--- Begin Information given ---
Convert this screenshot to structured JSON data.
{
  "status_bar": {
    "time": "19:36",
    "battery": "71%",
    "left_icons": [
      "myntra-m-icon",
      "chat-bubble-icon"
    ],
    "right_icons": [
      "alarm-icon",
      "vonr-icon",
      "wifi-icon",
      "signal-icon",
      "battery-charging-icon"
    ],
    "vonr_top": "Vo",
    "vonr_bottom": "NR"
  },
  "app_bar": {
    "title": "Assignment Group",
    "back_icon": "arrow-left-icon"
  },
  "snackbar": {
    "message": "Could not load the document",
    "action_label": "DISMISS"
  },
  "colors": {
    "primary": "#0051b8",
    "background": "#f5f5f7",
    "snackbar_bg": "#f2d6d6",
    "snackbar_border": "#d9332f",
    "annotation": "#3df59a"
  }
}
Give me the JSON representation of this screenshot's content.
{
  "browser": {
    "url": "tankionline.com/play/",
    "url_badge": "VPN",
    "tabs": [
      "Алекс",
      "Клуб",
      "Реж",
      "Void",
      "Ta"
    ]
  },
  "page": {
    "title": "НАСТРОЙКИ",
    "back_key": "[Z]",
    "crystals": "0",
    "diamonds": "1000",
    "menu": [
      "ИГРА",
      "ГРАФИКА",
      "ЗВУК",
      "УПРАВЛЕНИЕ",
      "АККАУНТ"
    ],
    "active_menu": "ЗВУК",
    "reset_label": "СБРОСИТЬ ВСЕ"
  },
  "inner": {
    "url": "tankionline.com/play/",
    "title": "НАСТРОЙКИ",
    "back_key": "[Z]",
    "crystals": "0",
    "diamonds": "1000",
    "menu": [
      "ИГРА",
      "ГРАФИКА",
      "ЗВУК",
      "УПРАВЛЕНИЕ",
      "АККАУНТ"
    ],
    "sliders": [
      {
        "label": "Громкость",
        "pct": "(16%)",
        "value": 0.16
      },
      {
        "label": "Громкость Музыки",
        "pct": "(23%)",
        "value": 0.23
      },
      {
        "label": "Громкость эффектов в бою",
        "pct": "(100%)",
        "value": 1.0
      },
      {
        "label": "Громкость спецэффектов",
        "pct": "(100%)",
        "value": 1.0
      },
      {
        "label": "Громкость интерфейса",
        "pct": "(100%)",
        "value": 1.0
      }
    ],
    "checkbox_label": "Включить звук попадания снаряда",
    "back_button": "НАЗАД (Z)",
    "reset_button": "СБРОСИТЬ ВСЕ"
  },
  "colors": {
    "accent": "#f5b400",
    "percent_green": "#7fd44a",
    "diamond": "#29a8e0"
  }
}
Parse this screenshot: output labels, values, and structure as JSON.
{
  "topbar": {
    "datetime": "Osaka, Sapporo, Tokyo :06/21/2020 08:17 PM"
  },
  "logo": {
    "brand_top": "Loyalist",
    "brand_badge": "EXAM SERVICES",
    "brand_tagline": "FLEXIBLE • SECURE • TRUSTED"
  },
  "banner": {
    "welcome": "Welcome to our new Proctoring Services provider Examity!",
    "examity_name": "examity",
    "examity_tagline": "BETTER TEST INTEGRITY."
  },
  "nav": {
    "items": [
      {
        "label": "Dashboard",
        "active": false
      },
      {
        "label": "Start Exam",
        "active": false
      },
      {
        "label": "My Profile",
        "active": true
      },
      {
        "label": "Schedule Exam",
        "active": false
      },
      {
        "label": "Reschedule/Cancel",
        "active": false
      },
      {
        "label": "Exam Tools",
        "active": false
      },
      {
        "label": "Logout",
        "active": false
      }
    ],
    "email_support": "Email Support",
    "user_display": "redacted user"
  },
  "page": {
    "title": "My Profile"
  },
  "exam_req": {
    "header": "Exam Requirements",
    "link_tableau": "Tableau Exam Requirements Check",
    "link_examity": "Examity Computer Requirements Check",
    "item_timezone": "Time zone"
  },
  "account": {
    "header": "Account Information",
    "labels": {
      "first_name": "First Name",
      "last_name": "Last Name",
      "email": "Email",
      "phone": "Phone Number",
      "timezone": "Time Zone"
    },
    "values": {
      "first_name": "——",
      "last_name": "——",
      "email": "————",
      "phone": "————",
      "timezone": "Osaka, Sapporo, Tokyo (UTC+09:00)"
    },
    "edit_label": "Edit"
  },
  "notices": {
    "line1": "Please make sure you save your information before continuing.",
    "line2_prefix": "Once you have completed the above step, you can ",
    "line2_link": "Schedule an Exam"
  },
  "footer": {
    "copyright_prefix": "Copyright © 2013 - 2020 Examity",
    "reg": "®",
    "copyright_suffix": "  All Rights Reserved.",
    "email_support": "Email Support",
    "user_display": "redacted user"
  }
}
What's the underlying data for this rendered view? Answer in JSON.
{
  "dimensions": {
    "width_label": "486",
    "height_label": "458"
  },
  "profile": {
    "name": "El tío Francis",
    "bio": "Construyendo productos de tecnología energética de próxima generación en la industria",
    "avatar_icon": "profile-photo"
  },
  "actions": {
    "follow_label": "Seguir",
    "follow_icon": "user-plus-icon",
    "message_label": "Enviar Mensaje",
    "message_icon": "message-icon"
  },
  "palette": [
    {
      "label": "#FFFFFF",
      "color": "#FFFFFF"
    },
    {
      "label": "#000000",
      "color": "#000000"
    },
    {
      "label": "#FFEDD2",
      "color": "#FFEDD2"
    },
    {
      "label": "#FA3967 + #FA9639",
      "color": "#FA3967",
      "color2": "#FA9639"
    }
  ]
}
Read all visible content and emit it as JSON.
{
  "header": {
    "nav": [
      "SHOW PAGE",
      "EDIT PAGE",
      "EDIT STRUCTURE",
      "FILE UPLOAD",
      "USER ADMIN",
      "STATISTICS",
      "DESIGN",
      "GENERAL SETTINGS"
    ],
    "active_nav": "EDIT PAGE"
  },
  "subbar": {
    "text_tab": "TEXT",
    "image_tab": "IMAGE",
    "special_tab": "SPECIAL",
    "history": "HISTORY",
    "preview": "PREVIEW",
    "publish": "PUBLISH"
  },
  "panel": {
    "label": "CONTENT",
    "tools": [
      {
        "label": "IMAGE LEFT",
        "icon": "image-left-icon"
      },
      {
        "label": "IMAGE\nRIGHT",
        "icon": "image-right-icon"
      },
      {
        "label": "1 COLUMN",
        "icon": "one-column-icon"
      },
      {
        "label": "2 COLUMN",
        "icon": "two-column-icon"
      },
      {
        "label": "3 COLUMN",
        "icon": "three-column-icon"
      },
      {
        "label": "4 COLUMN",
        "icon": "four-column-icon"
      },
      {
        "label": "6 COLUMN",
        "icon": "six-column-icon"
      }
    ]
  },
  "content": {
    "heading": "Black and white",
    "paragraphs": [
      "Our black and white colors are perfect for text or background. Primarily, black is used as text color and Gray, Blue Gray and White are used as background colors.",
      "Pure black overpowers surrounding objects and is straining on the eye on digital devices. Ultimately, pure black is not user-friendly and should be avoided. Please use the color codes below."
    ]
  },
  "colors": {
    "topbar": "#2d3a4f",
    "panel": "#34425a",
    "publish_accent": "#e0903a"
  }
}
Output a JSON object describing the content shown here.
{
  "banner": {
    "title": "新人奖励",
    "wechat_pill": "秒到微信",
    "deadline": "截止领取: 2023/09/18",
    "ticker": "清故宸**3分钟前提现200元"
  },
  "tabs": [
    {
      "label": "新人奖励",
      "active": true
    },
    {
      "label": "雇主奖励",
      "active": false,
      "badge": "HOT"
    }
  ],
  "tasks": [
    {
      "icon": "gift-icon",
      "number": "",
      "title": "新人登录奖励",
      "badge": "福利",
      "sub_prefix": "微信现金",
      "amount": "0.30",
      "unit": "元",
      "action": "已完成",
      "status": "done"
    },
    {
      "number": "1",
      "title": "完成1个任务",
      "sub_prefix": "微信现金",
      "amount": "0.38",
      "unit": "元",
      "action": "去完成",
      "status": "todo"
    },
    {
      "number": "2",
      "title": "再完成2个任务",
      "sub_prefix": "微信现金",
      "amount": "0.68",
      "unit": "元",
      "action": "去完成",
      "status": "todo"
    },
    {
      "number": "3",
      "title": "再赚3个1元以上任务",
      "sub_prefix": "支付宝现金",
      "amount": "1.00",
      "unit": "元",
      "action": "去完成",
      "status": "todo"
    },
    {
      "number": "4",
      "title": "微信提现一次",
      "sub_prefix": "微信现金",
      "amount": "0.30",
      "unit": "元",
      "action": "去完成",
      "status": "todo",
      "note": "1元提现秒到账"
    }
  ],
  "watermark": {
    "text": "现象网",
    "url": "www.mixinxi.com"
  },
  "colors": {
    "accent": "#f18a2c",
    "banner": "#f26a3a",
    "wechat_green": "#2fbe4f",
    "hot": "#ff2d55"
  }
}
--- End Information given ---
# To do
Filter out every line that lacks the word "title", and copy the rest.

# Written answer
    "title": "Assignment Group",
    "title": "НАСТРОЙКИ",
    "title": "НАСТРОЙКИ",
    "title": "My Profile"
    "title": "新人奖励",
      "title": "新人登录奖励",
      "title": "完成1个任务",
      "title": "再完成2个任务",
      "title": "再赚3个1元以上任务",
      "title": "微信提现一次",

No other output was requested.